** Set problem **
Look through the material below. Copy each line that contains the string "rands".

◇ ◇ ◇ ◇

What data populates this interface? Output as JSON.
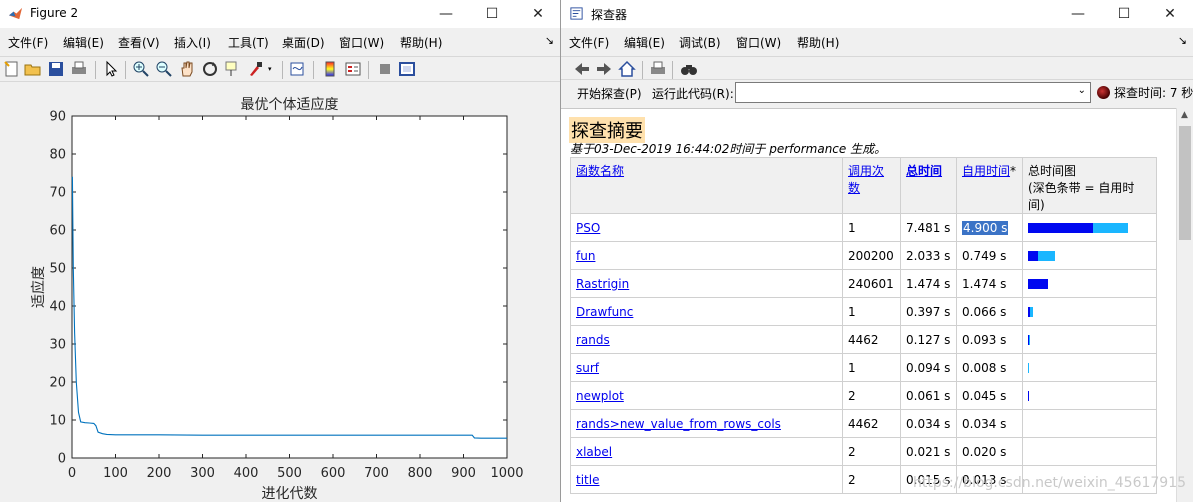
{
  "figure": {
    "title": "Figure 2",
    "menus": [
      "文件(F)",
      "编辑(E)",
      "查看(V)",
      "插入(I)",
      "工具(T)",
      "桌面(D)",
      "窗口(W)",
      "帮助(H)"
    ],
    "dock_glyph": "↘"
  },
  "chart_data": {
    "type": "line",
    "title": "最优个体适应度",
    "xlabel": "进化代数",
    "ylabel": "适应度",
    "xlim": [
      0,
      1000
    ],
    "ylim": [
      0,
      90
    ],
    "xticks": [
      0,
      100,
      200,
      300,
      400,
      500,
      600,
      700,
      800,
      900,
      1000
    ],
    "yticks": [
      0,
      10,
      20,
      30,
      40,
      50,
      60,
      70,
      80,
      90
    ],
    "grid": false,
    "line_color": "#0072bd",
    "series": [
      {
        "x": [
          1,
          3,
          6,
          10,
          15,
          20,
          30,
          40,
          50,
          55,
          60,
          70,
          80,
          100,
          150,
          200,
          300,
          500,
          700,
          900,
          920,
          925,
          940,
          960,
          1000
        ],
        "values": [
          74,
          50,
          33,
          20,
          12,
          9.5,
          9.3,
          9.2,
          9.1,
          8.5,
          6.8,
          6.4,
          6.2,
          6.1,
          6.1,
          6.1,
          6.0,
          6.0,
          6.0,
          6.0,
          6.0,
          5.3,
          5.2,
          5.2,
          5.2
        ]
      }
    ]
  },
  "profiler": {
    "title": "探查器",
    "menus": [
      "文件(F)",
      "编辑(E)",
      "调试(B)",
      "窗口(W)",
      "帮助(H)"
    ],
    "dock_glyph": "↘",
    "start_label": "开始探查(P)",
    "run_label": "运行此代码(R):",
    "run_value": "",
    "status": "探查时间: 7 秒",
    "heading": "探查摘要",
    "subtitle": "基于03-Dec-2019 16:44:02时间于 performance 生成。",
    "headers": {
      "name": "函数名称",
      "calls": "调用次数",
      "total": "总时间",
      "self": "自用时间",
      "self_mark": "*",
      "graph_line1": "总时间图",
      "graph_line2": "(深色条带 = 自用时间)"
    },
    "rows": [
      {
        "name": "PSO",
        "calls": "1",
        "total": "7.481 s",
        "self": "4.900 s",
        "total_frac": 0.74,
        "self_frac": 0.485,
        "highlight": true
      },
      {
        "name": "fun",
        "calls": "200200",
        "total": "2.033 s",
        "self": "0.749 s",
        "total_frac": 0.201,
        "self_frac": 0.074
      },
      {
        "name": "Rastrigin",
        "calls": "240601",
        "total": "1.474 s",
        "self": "1.474 s",
        "total_frac": 0.146,
        "self_frac": 0.146
      },
      {
        "name": "Drawfunc",
        "calls": "1",
        "total": "0.397 s",
        "self": "0.066 s",
        "total_frac": 0.039,
        "self_frac": 0.015
      },
      {
        "name": "rands",
        "calls": "4462",
        "total": "0.127 s",
        "self": "0.093 s",
        "total_frac": 0.013,
        "self_frac": 0.009
      },
      {
        "name": "surf",
        "calls": "1",
        "total": "0.094 s",
        "self": "0.008 s",
        "total_frac": 0.009,
        "self_frac": 0.0
      },
      {
        "name": "newplot",
        "calls": "2",
        "total": "0.061 s",
        "self": "0.045 s",
        "total_frac": 0.008,
        "self_frac": 0.006
      },
      {
        "name": "rands>new_value_from_rows_cols",
        "calls": "4462",
        "total": "0.034 s",
        "self": "0.034 s",
        "total_frac": 0.0,
        "self_frac": 0.0
      },
      {
        "name": "xlabel",
        "calls": "2",
        "total": "0.021 s",
        "self": "0.020 s",
        "total_frac": 0.0,
        "self_frac": 0.0
      },
      {
        "name": "title",
        "calls": "2",
        "total": "0.015 s",
        "self": "0.013 s",
        "total_frac": 0.0,
        "self_frac": 0.0
      }
    ]
  },
  "watermark": "https://blog.csdn.net/weixin_45617915",
  "window_controls": {
    "minimize": "—",
    "maximize": "☐",
    "close": "✕"
  }
}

◇ ◇ ◇ ◇

** Answer for the task **
        "name": "rands",
        "name": "rands>new_value_from_rows_cols",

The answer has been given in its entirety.